**PASSAGE SHOWN:**
# NFL



## Allegro Con Brio (Jan 3, 2020)

Don't know how many folks here are into American football, but thought it would be nice to have a discussion thread for this as there has been for NBA and "real" football (even as a major, unabashed partisan for the American game I must admit that soccer has the rightful monopoly on the "football" label). Any fans here? As a perpetually disappointed Minnesota rooter, my Vikings played a quintessentially Vikings-y game today, "snatching defeat from the jaws of victory" as we like to say. Despite the quality of the team's defense, the poor O-line (17 offensive penalties in one game!!!) and the sheer mediocrity of Kirk Cousins don't warrant an optimistic outlook. At least the Packers were mercilessly crushed My favorite team to watch is undoubtedly Kansas City; Mahomes is jaw-droopingly talented and that offense is quite literally unstoppable when they're on their game.


----------



## Malx (Jun 18, 2017)

I'm no expert, but years back when Channel 4 in the UK started coverage I did watch for a number of years. I kind of adopted the Steelers as my team to follow - blue collar town team that fallen on hard times, when you follow Dunfermline Athletic my local 'football' team you will understand the association.
I did note that the Steelers made an impressive comeback yesterday scoring 20 unanswered points on the bounce. Not even sure if big Ben is starting quarterback this season.

So I will follow this thread with interest without feeling qualified to contribute much.


----------



## Bulldog (Nov 21, 2013)

Big Ben remains the starting QB for the Steelers.

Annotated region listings
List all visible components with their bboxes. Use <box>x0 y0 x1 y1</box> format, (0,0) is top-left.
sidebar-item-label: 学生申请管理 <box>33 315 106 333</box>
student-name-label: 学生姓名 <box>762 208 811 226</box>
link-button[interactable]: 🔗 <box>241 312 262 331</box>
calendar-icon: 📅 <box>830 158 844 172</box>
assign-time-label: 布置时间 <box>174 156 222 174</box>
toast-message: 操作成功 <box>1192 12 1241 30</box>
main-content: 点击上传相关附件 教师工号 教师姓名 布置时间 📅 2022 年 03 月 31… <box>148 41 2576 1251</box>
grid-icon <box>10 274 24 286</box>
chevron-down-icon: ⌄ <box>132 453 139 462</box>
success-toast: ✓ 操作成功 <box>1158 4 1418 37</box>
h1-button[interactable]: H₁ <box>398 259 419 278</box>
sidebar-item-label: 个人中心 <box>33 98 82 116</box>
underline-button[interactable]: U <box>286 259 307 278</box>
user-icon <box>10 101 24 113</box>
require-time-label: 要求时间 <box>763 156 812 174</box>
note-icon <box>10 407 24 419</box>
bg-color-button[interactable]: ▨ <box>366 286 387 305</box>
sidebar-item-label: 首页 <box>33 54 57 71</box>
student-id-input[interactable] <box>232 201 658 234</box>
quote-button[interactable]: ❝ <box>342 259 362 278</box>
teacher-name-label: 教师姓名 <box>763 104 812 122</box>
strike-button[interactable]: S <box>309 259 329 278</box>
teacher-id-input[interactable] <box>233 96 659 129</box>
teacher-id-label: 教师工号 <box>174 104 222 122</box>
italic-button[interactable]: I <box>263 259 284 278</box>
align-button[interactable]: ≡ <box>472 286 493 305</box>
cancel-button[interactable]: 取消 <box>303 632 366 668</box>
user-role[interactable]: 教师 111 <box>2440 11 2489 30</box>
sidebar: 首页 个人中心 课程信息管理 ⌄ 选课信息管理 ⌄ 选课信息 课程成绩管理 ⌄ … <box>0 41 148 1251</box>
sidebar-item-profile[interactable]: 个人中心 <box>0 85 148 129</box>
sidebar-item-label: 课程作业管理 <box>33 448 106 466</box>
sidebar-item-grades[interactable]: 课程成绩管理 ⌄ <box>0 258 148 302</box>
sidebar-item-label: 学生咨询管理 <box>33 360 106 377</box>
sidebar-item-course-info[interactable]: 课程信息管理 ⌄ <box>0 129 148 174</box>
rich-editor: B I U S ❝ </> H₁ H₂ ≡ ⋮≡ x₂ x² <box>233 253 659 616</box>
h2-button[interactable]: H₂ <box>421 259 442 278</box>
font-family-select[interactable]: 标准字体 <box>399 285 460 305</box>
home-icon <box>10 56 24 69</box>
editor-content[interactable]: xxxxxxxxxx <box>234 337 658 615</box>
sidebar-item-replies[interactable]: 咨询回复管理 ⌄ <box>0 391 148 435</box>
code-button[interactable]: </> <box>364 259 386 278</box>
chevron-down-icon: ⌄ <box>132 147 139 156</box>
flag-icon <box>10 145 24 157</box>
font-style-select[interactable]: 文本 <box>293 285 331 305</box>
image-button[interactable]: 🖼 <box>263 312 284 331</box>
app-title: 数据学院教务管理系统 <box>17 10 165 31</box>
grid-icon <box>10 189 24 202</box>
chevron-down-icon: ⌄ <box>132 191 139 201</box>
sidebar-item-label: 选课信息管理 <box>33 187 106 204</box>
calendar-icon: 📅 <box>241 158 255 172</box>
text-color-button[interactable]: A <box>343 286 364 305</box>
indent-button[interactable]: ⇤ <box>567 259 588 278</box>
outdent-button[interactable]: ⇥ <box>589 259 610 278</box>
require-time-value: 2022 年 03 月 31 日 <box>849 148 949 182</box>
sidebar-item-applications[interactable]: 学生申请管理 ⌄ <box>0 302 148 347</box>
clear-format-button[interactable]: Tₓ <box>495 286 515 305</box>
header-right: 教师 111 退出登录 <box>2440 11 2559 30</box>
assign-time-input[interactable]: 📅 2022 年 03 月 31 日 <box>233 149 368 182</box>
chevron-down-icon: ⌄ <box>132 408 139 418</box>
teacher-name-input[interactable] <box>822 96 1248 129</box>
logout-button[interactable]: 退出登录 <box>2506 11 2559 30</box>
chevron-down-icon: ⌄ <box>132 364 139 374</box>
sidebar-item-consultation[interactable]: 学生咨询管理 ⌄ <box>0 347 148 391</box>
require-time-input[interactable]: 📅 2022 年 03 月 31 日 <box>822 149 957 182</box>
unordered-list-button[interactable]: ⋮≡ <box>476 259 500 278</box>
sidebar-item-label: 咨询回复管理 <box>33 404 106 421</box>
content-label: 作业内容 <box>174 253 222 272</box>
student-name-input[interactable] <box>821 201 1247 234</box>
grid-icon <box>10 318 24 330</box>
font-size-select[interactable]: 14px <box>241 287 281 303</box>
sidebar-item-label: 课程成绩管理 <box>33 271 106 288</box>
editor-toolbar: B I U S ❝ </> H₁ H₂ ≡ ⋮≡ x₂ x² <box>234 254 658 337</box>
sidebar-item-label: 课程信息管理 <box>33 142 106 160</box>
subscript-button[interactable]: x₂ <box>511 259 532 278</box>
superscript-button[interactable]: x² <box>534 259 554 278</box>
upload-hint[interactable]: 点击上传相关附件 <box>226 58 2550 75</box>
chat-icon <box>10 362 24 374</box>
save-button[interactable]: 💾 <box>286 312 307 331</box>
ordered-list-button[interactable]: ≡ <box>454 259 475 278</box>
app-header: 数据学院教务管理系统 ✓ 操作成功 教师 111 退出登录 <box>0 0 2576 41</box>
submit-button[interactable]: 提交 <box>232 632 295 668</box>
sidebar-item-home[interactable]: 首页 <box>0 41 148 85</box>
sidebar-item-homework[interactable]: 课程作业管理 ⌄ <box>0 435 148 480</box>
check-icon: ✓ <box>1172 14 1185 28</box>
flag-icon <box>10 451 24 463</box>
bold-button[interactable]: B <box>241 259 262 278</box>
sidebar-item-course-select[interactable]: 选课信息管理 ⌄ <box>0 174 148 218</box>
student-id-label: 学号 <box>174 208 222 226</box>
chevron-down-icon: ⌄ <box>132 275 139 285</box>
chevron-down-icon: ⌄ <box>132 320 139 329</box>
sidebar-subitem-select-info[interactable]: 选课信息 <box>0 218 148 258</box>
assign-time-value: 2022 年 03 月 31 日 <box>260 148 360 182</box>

* * *

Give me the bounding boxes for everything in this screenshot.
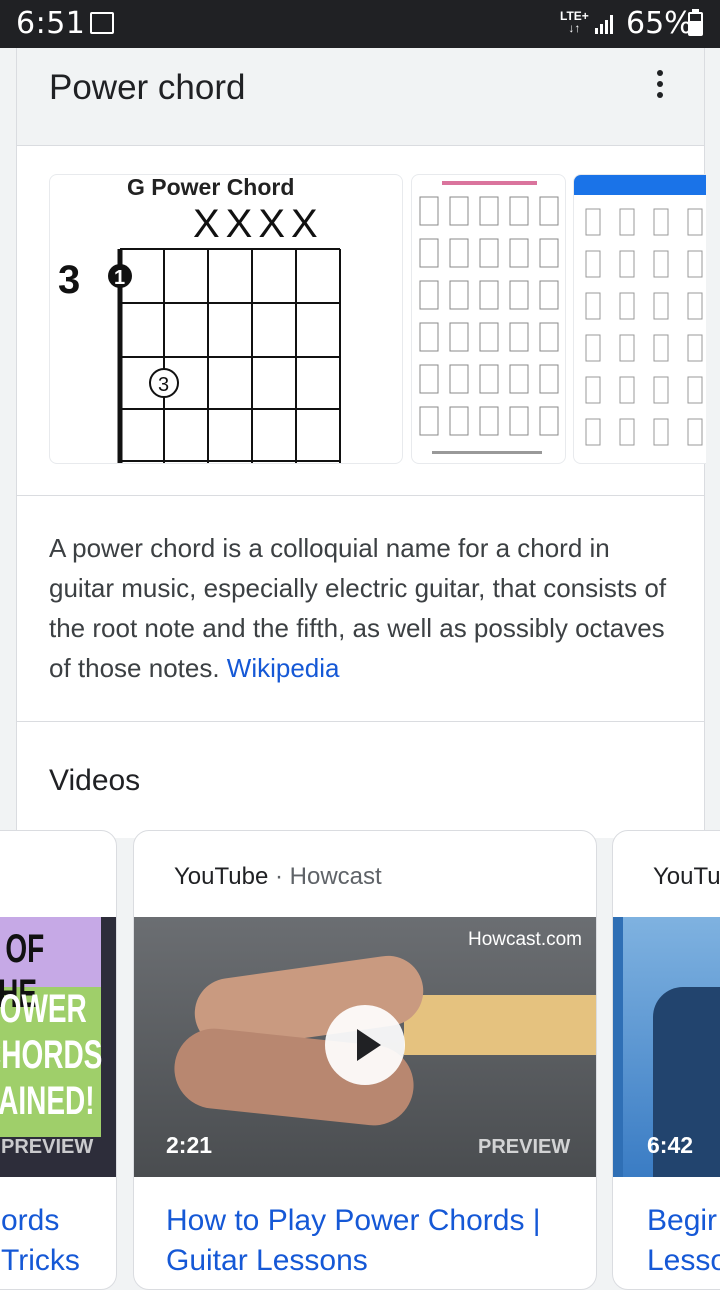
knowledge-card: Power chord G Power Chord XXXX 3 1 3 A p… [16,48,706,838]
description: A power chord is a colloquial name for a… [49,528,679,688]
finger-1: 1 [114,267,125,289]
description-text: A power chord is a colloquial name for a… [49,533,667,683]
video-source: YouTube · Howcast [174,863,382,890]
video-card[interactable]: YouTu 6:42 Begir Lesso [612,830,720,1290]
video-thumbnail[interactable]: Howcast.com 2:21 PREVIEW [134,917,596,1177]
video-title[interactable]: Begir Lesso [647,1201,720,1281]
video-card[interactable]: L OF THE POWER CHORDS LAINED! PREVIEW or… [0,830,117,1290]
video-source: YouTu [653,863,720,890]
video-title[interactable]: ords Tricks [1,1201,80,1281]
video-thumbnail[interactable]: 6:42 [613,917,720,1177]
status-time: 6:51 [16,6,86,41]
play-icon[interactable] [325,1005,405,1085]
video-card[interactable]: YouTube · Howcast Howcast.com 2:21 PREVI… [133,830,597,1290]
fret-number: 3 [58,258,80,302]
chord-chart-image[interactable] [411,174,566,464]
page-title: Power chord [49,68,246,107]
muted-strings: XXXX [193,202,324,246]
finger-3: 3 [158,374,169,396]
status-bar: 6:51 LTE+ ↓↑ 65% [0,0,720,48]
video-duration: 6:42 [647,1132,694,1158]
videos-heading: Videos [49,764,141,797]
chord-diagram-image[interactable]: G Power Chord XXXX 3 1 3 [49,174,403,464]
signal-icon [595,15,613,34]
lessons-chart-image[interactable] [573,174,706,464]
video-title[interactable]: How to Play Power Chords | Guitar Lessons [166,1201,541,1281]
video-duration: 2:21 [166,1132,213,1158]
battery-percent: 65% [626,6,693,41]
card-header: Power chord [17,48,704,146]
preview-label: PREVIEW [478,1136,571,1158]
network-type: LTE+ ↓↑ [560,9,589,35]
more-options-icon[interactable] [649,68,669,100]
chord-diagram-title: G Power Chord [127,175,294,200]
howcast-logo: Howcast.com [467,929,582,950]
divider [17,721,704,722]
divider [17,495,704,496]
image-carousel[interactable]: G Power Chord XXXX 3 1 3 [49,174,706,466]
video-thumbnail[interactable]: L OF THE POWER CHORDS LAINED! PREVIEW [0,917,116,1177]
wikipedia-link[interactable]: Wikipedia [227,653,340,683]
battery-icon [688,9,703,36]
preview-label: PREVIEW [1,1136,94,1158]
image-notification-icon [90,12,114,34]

...

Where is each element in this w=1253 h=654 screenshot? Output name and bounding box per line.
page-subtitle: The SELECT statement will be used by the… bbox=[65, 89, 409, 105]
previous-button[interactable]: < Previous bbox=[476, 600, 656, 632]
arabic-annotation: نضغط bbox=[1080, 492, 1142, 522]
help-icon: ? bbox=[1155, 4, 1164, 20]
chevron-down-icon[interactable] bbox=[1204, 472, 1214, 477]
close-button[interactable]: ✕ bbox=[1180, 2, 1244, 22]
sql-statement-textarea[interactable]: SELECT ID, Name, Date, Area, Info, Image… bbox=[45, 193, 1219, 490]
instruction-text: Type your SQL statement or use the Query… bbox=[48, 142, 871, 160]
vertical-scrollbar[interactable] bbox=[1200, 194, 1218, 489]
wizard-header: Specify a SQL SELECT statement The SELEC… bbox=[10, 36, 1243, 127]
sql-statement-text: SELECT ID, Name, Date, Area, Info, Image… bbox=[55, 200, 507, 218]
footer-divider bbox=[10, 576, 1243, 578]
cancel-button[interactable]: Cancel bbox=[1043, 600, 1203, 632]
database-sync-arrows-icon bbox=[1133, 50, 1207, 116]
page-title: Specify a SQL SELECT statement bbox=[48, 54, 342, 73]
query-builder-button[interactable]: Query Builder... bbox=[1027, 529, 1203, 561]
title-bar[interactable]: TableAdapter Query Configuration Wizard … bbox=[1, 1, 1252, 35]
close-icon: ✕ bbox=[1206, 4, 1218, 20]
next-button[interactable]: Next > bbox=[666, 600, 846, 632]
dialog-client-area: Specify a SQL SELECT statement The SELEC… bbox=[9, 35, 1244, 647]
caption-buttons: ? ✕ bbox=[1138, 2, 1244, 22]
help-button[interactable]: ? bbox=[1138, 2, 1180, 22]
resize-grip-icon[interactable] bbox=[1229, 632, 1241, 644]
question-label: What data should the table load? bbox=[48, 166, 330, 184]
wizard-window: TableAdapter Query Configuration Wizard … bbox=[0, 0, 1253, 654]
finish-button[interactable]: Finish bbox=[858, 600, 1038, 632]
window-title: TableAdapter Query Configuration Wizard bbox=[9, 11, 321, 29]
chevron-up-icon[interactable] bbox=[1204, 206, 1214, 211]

**WORK TO COMPLETE:**
1) Reproduce word for word the part of the NFL thread that opens with the words containing "## Malx (Jun" and closes with "(Nov 21, 2013)".
2) In the listing lines that run from the one containing "Where is each" through the one containing "193, 1219, 490]", switch every "bbox" to "box" and leave all else unchanged. Return only those lines.

**RESPONSES TO THE TASKS:**
1)
## Malx (Jun 18, 2017)

I'm no expert, but years back when Channel 4 in the UK started coverage I did watch for a number of years. I kind of adopted the Steelers as my team to follow - blue collar town team that fallen on hard times, when you follow Dunfermline Athletic my local 'football' team you will understand the association.
I did note that the Steelers made an impressive comeback yesterday scoring 20 unanswered points on the bounce. Not even sure if big Ben is starting quarterback this season.

So I will follow this thread with interest without feeling qualified to contribute much.


----------



## Bulldog (Nov 21, 2013)

2)
Where is each element in this w=1253 h=654 screenshot? Output name and bounding box per line.
page-subtitle: The SELECT statement will be used by the… box=[65, 89, 409, 105]
previous-button[interactable]: < Previous box=[476, 600, 656, 632]
arabic-annotation: نضغط box=[1080, 492, 1142, 522]
help-icon: ? box=[1155, 4, 1164, 20]
chevron-down-icon[interactable] box=[1204, 472, 1214, 477]
close-button[interactable]: ✕ box=[1180, 2, 1244, 22]
sql-statement-textarea[interactable]: SELECT ID, Name, Date, Area, Info, Image… box=[45, 193, 1219, 490]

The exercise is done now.